**BRIEF:** Only lines holding the string "omringd" are wanted; copy each one from the material.

**DATA EXCERPTS:**
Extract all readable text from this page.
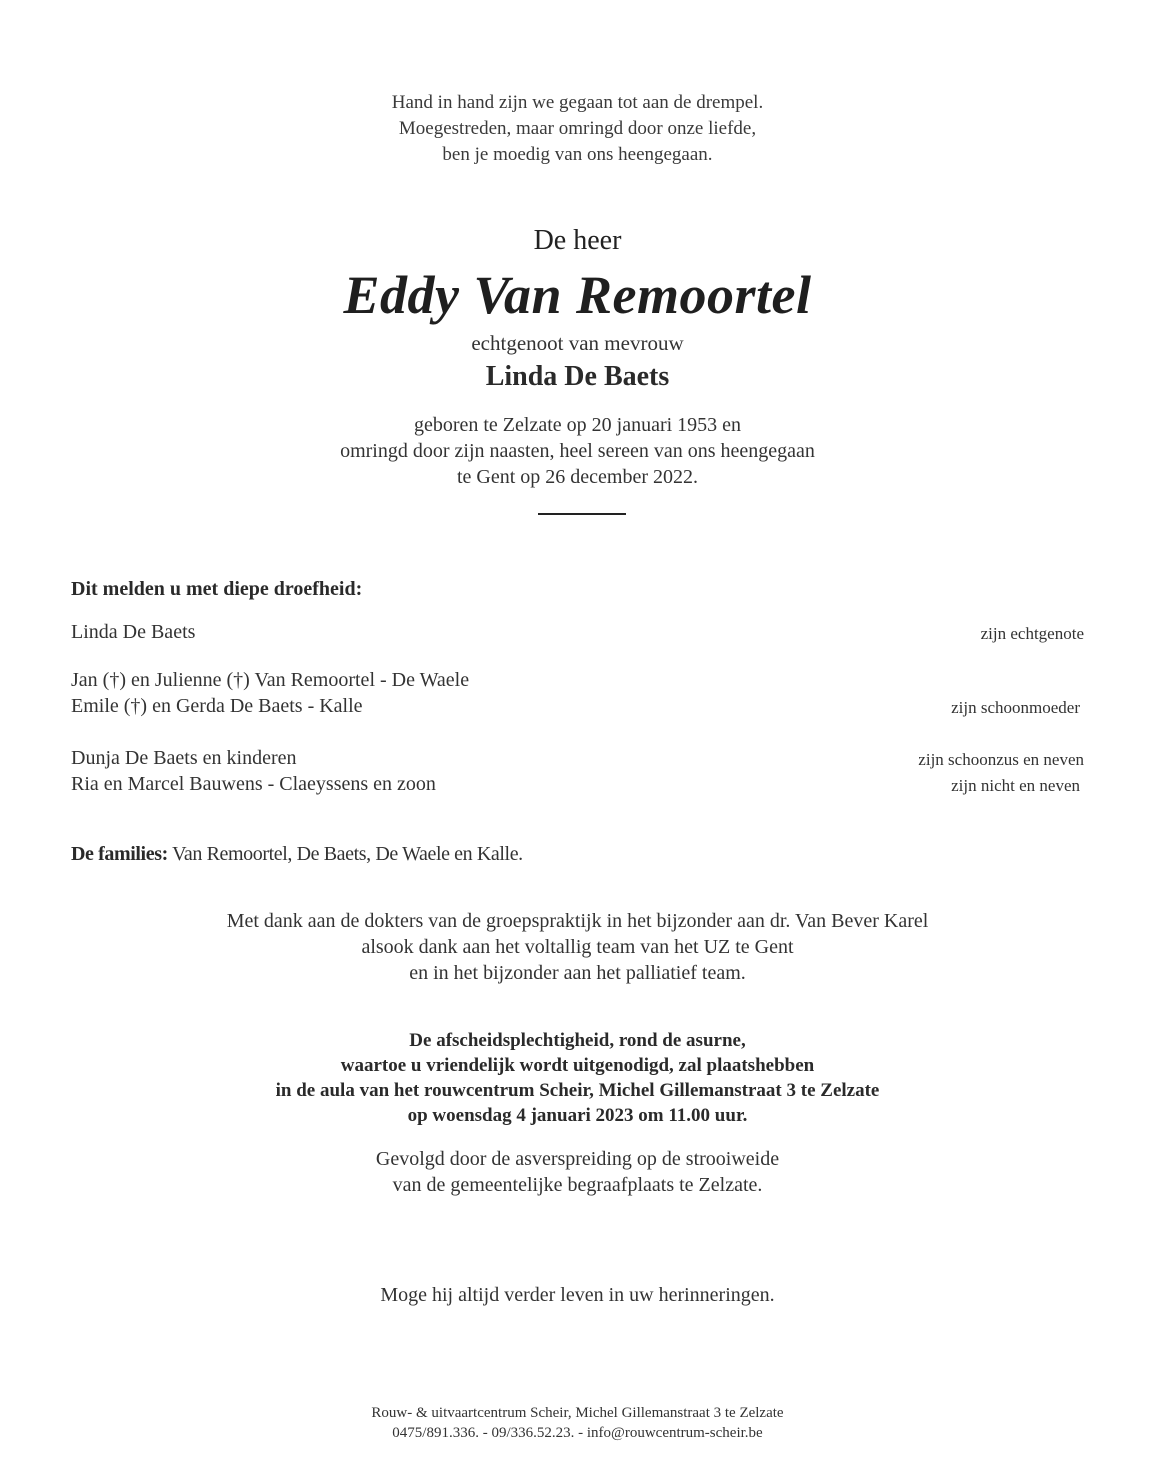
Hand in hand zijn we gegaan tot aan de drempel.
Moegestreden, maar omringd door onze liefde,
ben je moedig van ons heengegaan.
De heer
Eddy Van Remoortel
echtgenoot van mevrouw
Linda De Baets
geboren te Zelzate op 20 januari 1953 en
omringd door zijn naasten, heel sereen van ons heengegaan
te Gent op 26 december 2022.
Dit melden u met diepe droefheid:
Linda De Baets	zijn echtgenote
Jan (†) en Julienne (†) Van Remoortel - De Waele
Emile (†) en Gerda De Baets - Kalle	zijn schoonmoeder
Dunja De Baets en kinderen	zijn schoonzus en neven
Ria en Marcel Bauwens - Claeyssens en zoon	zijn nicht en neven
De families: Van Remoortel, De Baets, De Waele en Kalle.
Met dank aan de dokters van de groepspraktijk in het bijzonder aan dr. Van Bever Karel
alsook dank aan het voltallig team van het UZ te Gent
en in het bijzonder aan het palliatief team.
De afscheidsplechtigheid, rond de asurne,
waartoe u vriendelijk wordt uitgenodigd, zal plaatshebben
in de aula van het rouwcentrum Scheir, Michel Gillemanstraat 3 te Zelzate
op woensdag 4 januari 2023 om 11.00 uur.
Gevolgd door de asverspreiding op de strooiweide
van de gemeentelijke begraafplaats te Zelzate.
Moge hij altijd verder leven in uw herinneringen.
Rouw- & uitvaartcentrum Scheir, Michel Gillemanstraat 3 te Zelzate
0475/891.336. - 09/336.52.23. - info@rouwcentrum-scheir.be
---
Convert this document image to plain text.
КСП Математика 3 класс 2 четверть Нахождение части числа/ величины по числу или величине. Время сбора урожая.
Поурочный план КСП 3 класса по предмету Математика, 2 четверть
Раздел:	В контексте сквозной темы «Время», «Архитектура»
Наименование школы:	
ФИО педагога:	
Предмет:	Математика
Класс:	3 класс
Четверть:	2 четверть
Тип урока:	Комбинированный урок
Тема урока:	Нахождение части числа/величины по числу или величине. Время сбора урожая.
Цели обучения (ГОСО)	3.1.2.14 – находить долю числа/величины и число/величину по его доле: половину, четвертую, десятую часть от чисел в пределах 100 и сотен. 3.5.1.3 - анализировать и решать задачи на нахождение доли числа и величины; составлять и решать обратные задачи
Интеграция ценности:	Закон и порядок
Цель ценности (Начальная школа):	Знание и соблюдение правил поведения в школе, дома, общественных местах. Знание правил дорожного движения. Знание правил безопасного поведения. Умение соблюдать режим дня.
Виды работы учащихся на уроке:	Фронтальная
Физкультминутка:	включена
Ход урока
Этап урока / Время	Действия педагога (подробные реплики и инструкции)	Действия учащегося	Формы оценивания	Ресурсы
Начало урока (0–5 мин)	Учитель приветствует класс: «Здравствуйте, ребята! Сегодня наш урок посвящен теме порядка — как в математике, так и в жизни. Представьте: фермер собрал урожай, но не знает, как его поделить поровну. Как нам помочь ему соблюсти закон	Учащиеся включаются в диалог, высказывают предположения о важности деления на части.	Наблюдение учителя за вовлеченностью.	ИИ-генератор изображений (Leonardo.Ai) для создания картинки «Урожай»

**WRITTEN ANSWER:**
Moegestreden, maar omringd door onze liefde,
omringd door zijn naasten, heel sereen van ons heengegaan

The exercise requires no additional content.